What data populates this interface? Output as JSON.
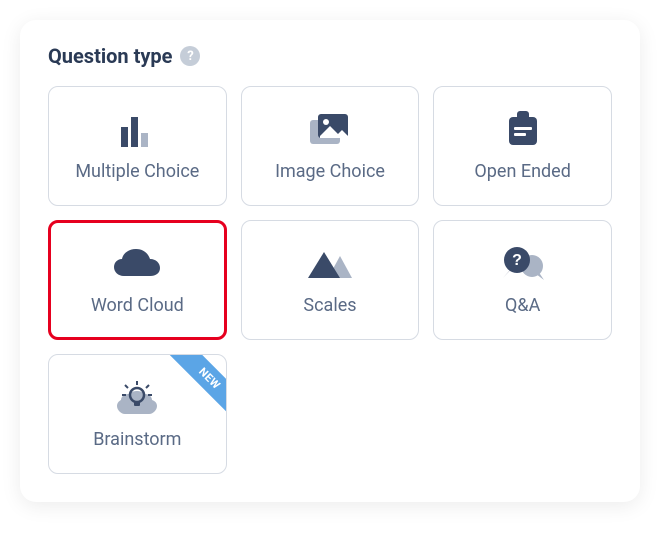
{
  "panel": {
    "title": "Question type"
  },
  "options": {
    "multiple_choice": {
      "label": "Multiple Choice"
    },
    "image_choice": {
      "label": "Image Choice"
    },
    "open_ended": {
      "label": "Open Ended"
    },
    "word_cloud": {
      "label": "Word Cloud",
      "selected": true
    },
    "scales": {
      "label": "Scales"
    },
    "qa": {
      "label": "Q&A"
    },
    "brainstorm": {
      "label": "Brainstorm",
      "badge": "NEW"
    }
  }
}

□ □ □

* _Written task_:
Every line above should be returned word for word, with the pictures left behind.

* _Worked answer_:
What data populates this interface? Output as JSON.
{
  "panel": {
    "title": "Question type"
  },
  "options": {
    "multiple_choice": {
      "label": "Multiple Choice"
    },
    "image_choice": {
      "label": "Image Choice"
    },
    "open_ended": {
      "label": "Open Ended"
    },
    "word_cloud": {
      "label": "Word Cloud",
      "selected": true
    },
    "scales": {
      "label": "Scales"
    },
    "qa": {
      "label": "Q&A"
    },
    "brainstorm": {
      "label": "Brainstorm",
      "badge": "NEW"
    }
  }
}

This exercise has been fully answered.